* begin Input for this task *

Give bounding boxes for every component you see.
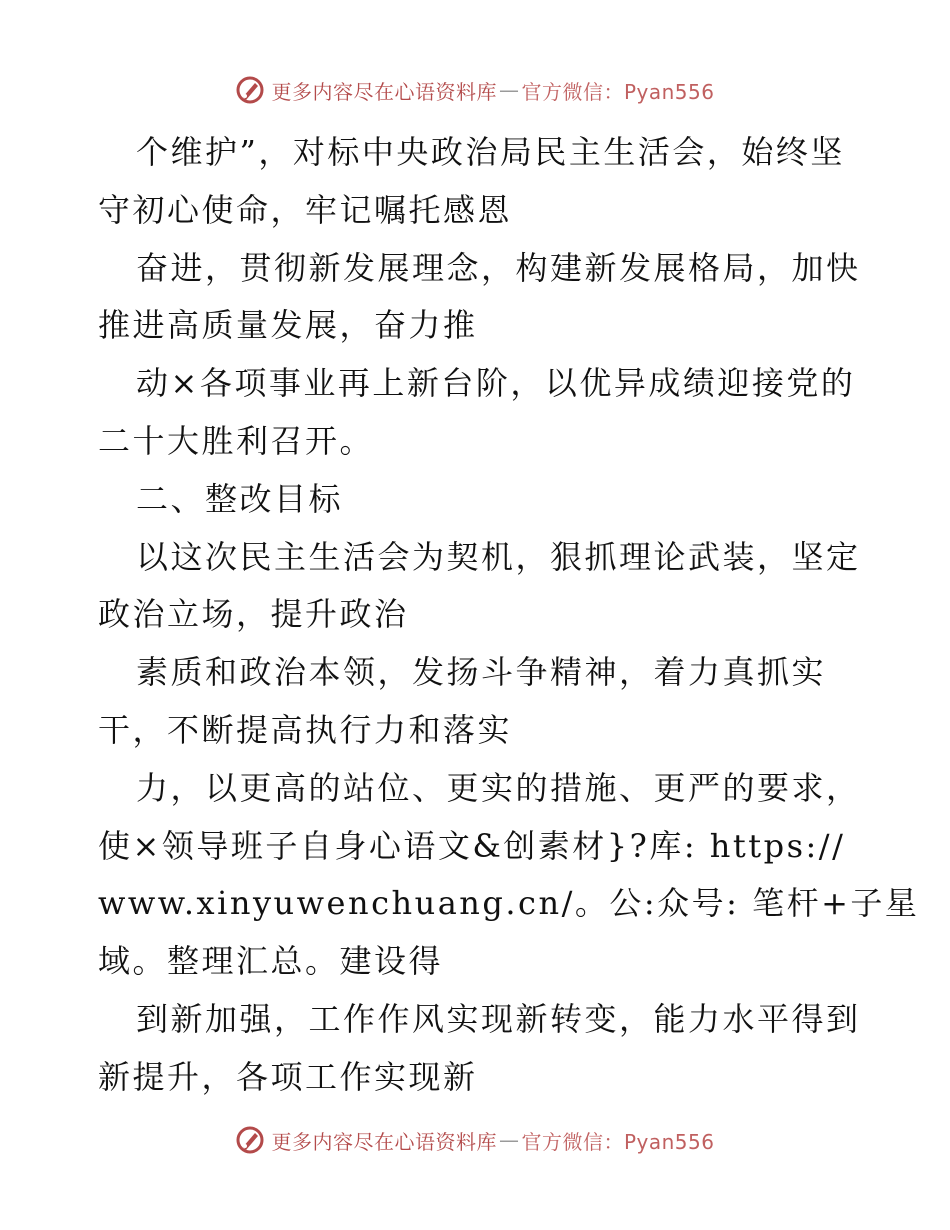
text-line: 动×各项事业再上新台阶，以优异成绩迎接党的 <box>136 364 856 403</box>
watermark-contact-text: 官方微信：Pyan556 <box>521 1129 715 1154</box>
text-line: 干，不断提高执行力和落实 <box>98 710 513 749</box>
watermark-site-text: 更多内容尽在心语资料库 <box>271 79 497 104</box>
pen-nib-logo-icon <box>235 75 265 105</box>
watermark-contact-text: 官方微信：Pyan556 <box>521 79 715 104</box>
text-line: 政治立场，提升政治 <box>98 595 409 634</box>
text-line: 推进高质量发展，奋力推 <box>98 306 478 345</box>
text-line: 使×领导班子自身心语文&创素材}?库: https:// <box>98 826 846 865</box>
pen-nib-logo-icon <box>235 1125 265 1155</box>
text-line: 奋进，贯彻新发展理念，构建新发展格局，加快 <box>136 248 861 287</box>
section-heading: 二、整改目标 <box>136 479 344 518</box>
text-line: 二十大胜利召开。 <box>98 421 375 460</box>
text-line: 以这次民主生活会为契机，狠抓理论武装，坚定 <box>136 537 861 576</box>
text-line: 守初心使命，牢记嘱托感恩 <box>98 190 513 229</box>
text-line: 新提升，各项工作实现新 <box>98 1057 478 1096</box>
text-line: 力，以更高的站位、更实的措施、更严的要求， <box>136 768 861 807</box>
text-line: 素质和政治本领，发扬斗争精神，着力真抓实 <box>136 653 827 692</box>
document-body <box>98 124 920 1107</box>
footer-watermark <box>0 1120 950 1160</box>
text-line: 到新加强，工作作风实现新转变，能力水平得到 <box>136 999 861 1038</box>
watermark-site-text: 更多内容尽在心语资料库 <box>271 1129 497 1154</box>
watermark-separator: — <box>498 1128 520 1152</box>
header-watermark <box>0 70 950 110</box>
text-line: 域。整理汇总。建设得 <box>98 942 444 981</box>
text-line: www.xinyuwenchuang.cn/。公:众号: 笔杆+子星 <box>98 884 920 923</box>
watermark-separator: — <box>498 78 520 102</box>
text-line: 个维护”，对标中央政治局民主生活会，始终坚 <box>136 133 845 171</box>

* end Input for this task *

- **Goal**:
Replace "text-line" with "text-row" everywhere in the lines above and change nothing else. Leave the pictures out of your answer.

- **Response to the exercise**:
Give bounding boxes for every component you see.
text-row: 动×各项事业再上新台阶，以优异成绩迎接党的 <box>136 364 856 403</box>
watermark-contact-text: 官方微信：Pyan556 <box>521 1129 715 1154</box>
text-row: 干，不断提高执行力和落实 <box>98 710 513 749</box>
watermark-site-text: 更多内容尽在心语资料库 <box>271 79 497 104</box>
pen-nib-logo-icon <box>235 75 265 105</box>
watermark-contact-text: 官方微信：Pyan556 <box>521 79 715 104</box>
text-row: 政治立场，提升政治 <box>98 595 409 634</box>
text-row: 推进高质量发展，奋力推 <box>98 306 478 345</box>
text-row: 使×领导班子自身心语文&创素材}?库: https:// <box>98 826 846 865</box>
pen-nib-logo-icon <box>235 1125 265 1155</box>
text-row: 奋进，贯彻新发展理念，构建新发展格局，加快 <box>136 248 861 287</box>
section-heading: 二、整改目标 <box>136 479 344 518</box>
text-row: 二十大胜利召开。 <box>98 421 375 460</box>
text-row: 以这次民主生活会为契机，狠抓理论武装，坚定 <box>136 537 861 576</box>
text-row: 守初心使命，牢记嘱托感恩 <box>98 190 513 229</box>
text-row: 新提升，各项工作实现新 <box>98 1057 478 1096</box>
text-row: 力，以更高的站位、更实的措施、更严的要求， <box>136 768 861 807</box>
text-row: 素质和政治本领，发扬斗争精神，着力真抓实 <box>136 653 827 692</box>
document-body <box>98 124 920 1107</box>
footer-watermark <box>0 1120 950 1160</box>
text-row: 到新加强，工作作风实现新转变，能力水平得到 <box>136 999 861 1038</box>
watermark-site-text: 更多内容尽在心语资料库 <box>271 1129 497 1154</box>
watermark-separator: — <box>498 1128 520 1152</box>
header-watermark <box>0 70 950 110</box>
text-row: 域。整理汇总。建设得 <box>98 942 444 981</box>
text-row: www.xinyuwenchuang.cn/。公:众号: 笔杆+子星 <box>98 884 920 923</box>
watermark-separator: — <box>498 78 520 102</box>
text-row: 个维护”，对标中央政治局民主生活会，始终坚 <box>136 133 845 171</box>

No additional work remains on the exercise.